Items from a data source
+ + + + + + +
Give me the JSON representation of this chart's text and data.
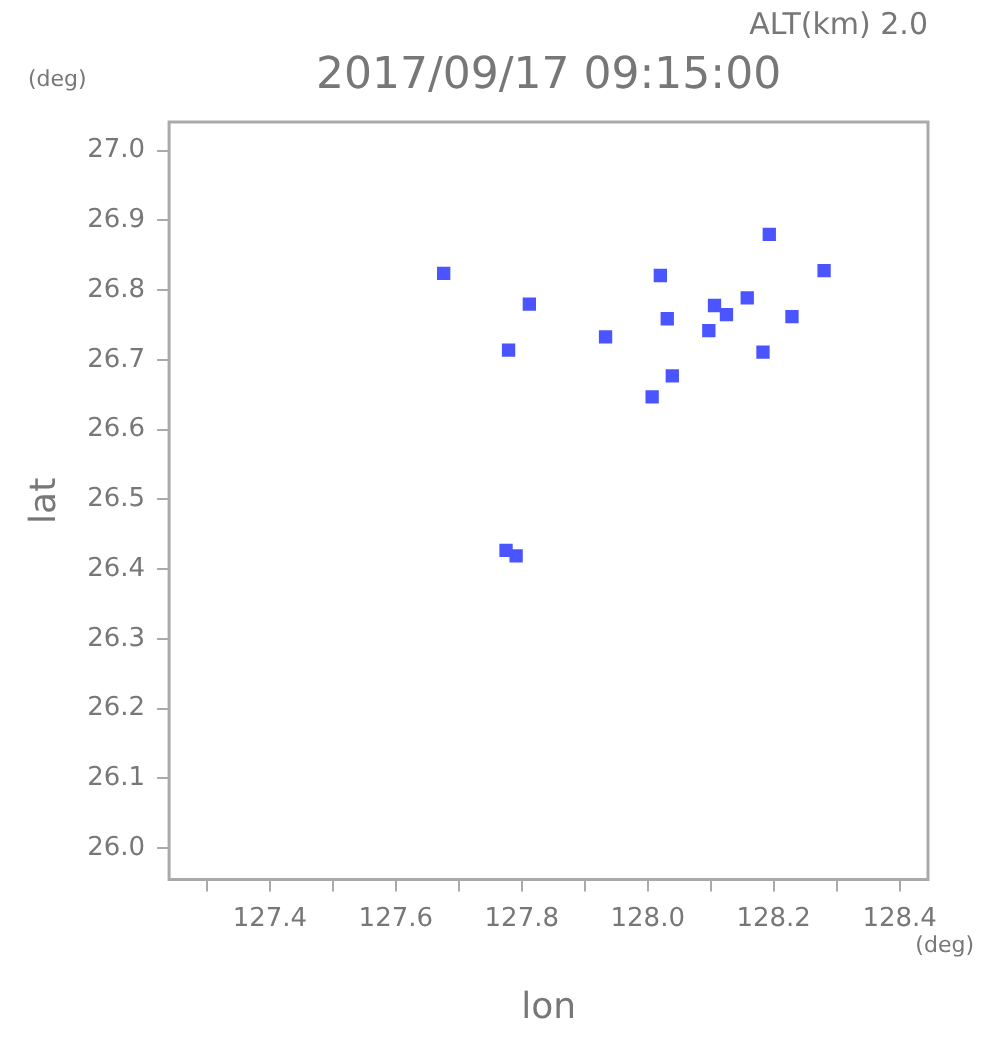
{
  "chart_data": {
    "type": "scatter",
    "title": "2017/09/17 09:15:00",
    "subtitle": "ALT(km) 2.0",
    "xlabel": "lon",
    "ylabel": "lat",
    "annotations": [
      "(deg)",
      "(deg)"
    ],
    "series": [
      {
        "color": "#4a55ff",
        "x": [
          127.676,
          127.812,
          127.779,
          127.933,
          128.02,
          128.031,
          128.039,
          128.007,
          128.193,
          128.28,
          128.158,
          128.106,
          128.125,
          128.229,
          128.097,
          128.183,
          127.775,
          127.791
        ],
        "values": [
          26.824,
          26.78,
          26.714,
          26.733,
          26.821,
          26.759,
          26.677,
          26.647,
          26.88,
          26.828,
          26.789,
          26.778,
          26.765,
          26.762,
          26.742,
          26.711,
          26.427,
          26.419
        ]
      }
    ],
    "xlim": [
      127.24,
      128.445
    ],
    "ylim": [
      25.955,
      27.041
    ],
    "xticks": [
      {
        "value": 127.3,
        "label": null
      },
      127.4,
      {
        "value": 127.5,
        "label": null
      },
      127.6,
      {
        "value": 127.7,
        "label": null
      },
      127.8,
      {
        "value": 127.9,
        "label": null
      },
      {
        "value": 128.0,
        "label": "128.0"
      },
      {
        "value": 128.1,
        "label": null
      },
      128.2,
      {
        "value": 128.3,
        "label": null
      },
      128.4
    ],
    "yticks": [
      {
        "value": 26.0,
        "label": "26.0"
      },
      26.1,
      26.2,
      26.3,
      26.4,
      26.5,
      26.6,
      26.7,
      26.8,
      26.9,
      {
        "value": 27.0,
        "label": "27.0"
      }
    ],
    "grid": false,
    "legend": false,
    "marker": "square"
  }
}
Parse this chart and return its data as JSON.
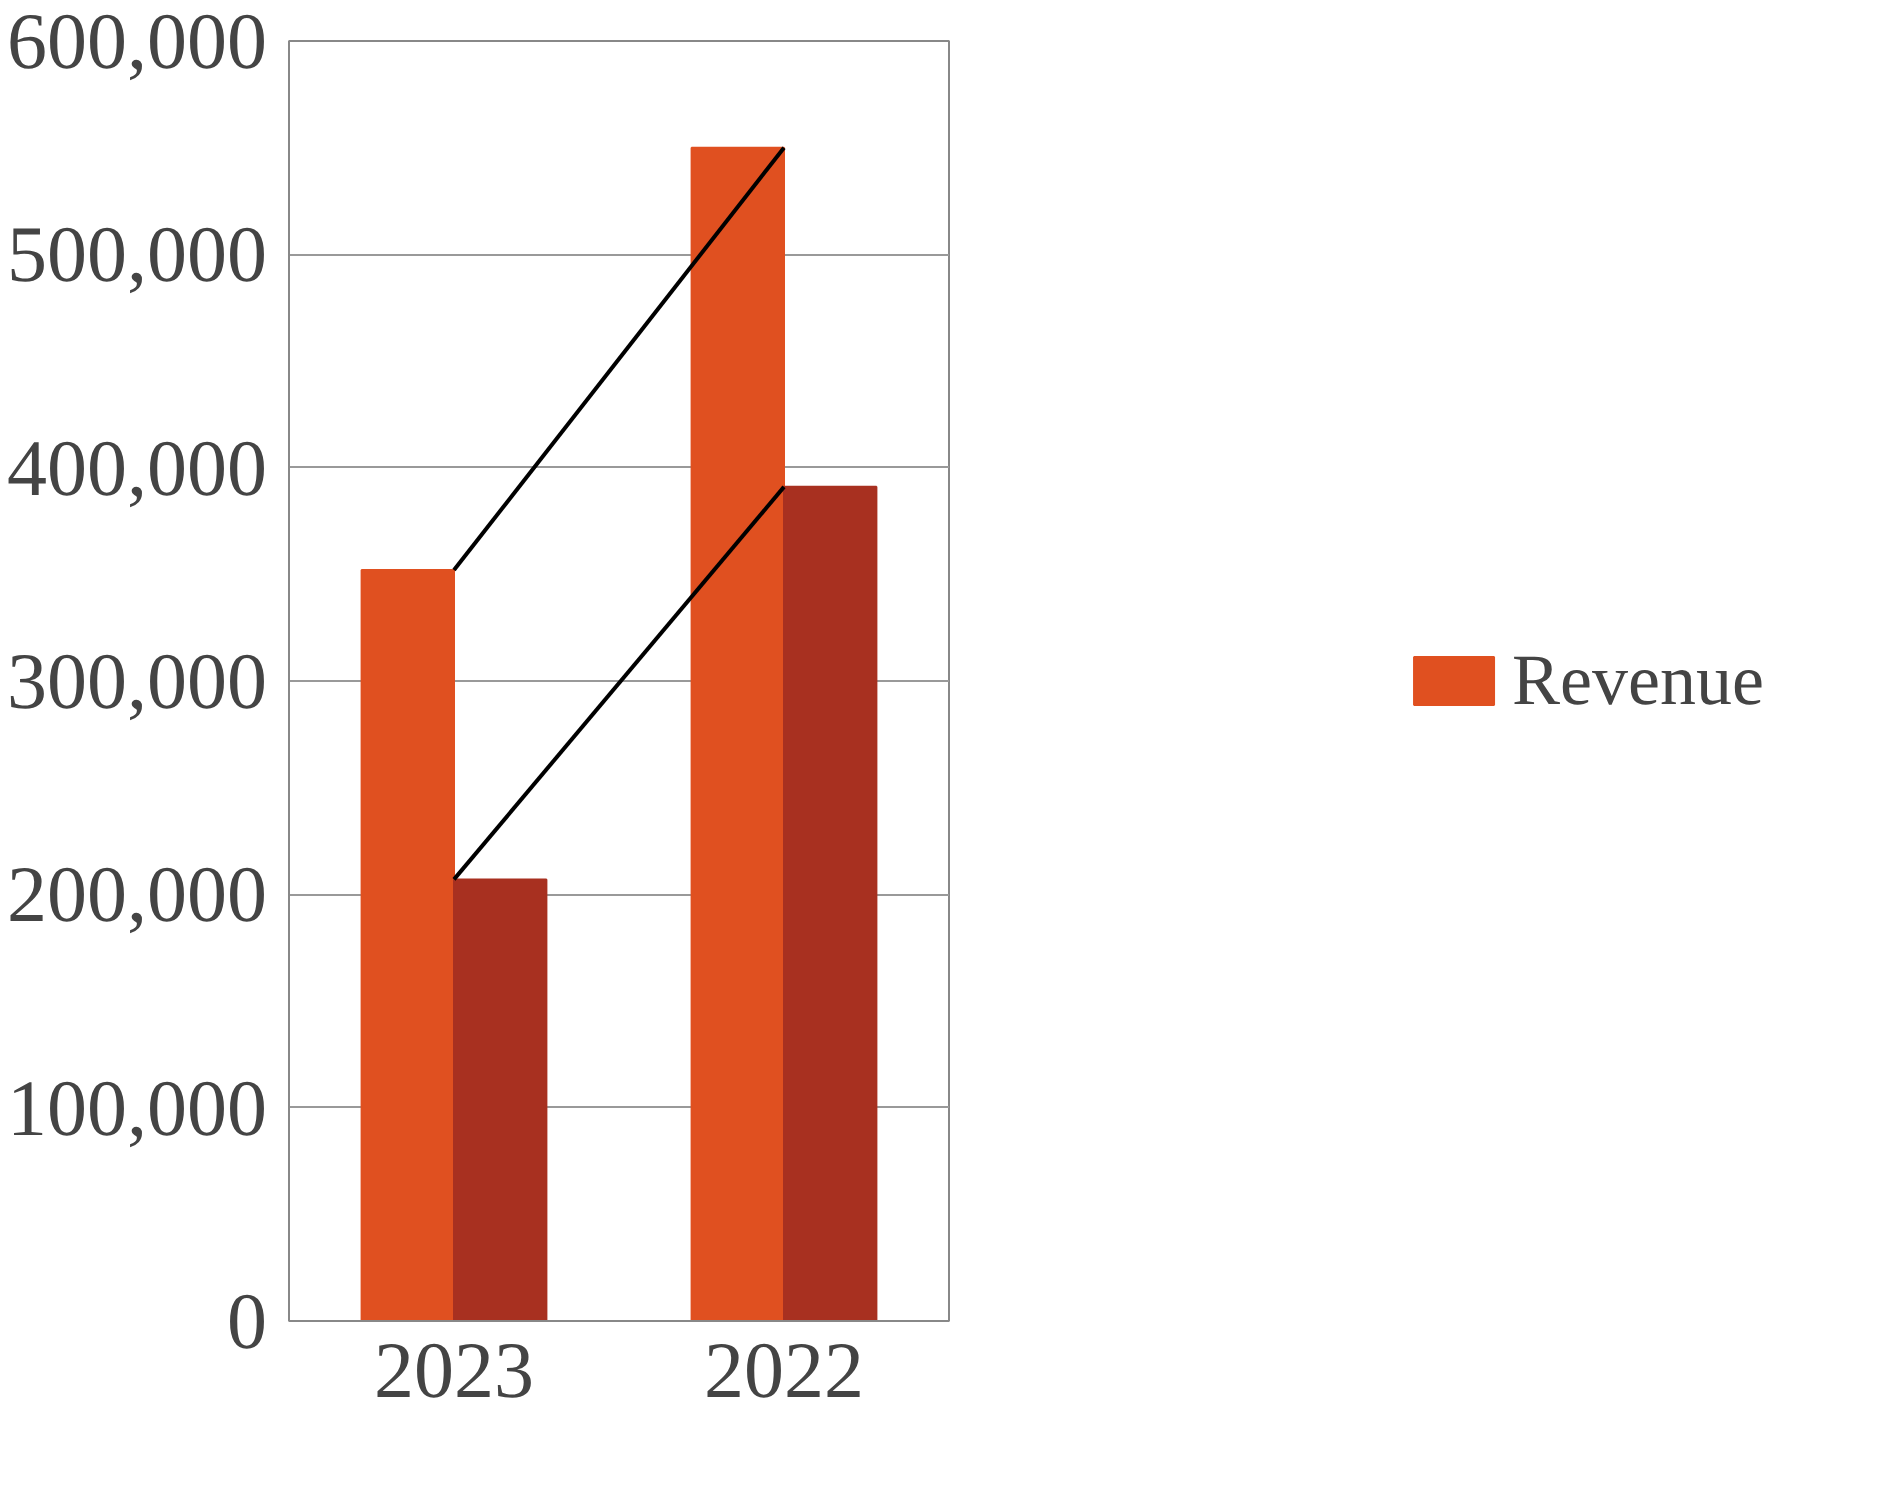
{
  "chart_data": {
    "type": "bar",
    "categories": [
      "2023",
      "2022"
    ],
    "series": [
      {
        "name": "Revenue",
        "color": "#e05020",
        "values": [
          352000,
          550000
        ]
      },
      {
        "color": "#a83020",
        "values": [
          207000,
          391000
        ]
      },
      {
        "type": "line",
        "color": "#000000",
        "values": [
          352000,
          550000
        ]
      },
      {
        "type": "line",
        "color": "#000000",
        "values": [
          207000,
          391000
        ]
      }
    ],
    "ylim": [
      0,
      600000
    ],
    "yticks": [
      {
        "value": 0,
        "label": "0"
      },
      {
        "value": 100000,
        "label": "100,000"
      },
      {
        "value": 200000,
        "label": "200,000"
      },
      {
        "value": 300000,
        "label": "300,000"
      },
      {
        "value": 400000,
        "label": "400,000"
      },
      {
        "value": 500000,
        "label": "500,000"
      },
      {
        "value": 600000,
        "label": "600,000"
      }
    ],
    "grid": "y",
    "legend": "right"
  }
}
+ + + + + + +
Copy the listing exactly. Any image in it stays out of the copy.

Give me the JSON representation of this chart's text and data.
{
  "chart_data": {
    "type": "scatter",
    "title": "2017/09/17 09:15:00",
    "subtitle": "ALT(km) 2.0",
    "xlabel": "lon",
    "ylabel": "lat",
    "annotations": [
      "(deg)",
      "(deg)"
    ],
    "series": [
      {
        "color": "#4a55ff",
        "x": [
          127.676,
          127.812,
          127.779,
          127.933,
          128.02,
          128.031,
          128.039,
          128.007,
          128.193,
          128.28,
          128.158,
          128.106,
          128.125,
          128.229,
          128.097,
          128.183,
          127.775,
          127.791
        ],
        "values": [
          26.824,
          26.78,
          26.714,
          26.733,
          26.821,
          26.759,
          26.677,
          26.647,
          26.88,
          26.828,
          26.789,
          26.778,
          26.765,
          26.762,
          26.742,
          26.711,
          26.427,
          26.419
        ]
      }
    ],
    "xlim": [
      127.24,
      128.445
    ],
    "ylim": [
      25.955,
      27.041
    ],
    "xticks": [
      {
        "value": 127.3,
        "label": null
      },
      127.4,
      {
        "value": 127.5,
        "label": null
      },
      127.6,
      {
        "value": 127.7,
        "label": null
      },
      127.8,
      {
        "value": 127.9,
        "label": null
      },
      {
        "value": 128.0,
        "label": "128.0"
      },
      {
        "value": 128.1,
        "label": null
      },
      128.2,
      {
        "value": 128.3,
        "label": null
      },
      128.4
    ],
    "yticks": [
      {
        "value": 26.0,
        "label": "26.0"
      },
      26.1,
      26.2,
      26.3,
      26.4,
      26.5,
      26.6,
      26.7,
      26.8,
      26.9,
      {
        "value": 27.0,
        "label": "27.0"
      }
    ],
    "grid": false,
    "legend": false,
    "marker": "square"
  }
}
Parse this chart and return its data as JSON.
{
  "chart_data": {
    "type": "bar",
    "categories": [
      "2023",
      "2022"
    ],
    "series": [
      {
        "name": "Revenue",
        "color": "#e05020",
        "values": [
          352000,
          550000
        ]
      },
      {
        "color": "#a83020",
        "values": [
          207000,
          391000
        ]
      },
      {
        "type": "line",
        "color": "#000000",
        "values": [
          352000,
          550000
        ]
      },
      {
        "type": "line",
        "color": "#000000",
        "values": [
          207000,
          391000
        ]
      }
    ],
    "ylim": [
      0,
      600000
    ],
    "yticks": [
      {
        "value": 0,
        "label": "0"
      },
      {
        "value": 100000,
        "label": "100,000"
      },
      {
        "value": 200000,
        "label": "200,000"
      },
      {
        "value": 300000,
        "label": "300,000"
      },
      {
        "value": 400000,
        "label": "400,000"
      },
      {
        "value": 500000,
        "label": "500,000"
      },
      {
        "value": 600000,
        "label": "600,000"
      }
    ],
    "grid": "y",
    "legend": "right"
  }
}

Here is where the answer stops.